_Task objective_
Filter the data below for the string "большой" and copy each matching line.

* BEGIN Input *

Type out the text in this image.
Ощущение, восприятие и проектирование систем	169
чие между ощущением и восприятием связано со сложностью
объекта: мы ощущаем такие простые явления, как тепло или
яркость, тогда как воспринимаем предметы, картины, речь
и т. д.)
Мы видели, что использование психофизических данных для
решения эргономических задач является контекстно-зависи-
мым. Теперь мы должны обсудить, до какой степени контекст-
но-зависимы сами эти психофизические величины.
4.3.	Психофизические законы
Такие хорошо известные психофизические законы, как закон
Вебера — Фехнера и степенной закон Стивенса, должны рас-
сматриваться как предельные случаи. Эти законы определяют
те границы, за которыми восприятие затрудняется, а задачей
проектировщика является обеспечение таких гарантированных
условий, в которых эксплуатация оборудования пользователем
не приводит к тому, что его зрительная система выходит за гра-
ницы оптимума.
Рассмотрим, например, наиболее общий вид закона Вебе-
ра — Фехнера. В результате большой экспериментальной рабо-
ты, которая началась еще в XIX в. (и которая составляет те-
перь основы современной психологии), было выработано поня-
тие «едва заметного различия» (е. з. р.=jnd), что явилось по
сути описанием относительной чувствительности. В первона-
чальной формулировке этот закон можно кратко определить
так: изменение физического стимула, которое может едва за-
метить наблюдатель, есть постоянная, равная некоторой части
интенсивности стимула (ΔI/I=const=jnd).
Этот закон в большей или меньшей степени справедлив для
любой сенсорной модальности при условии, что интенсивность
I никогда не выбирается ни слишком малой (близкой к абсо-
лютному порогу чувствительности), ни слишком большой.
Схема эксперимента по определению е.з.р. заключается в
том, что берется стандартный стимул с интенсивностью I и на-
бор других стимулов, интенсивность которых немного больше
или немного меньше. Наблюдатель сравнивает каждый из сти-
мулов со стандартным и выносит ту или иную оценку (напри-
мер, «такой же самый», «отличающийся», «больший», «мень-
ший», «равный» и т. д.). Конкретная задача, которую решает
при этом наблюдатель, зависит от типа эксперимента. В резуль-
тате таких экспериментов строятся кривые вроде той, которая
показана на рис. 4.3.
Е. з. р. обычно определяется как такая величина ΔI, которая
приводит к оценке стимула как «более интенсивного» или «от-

* END Input *

_The reply_
ра — Фехнера. В результате большой экспериментальной рабо-
лютному порогу чувствительности), ни слишком большой.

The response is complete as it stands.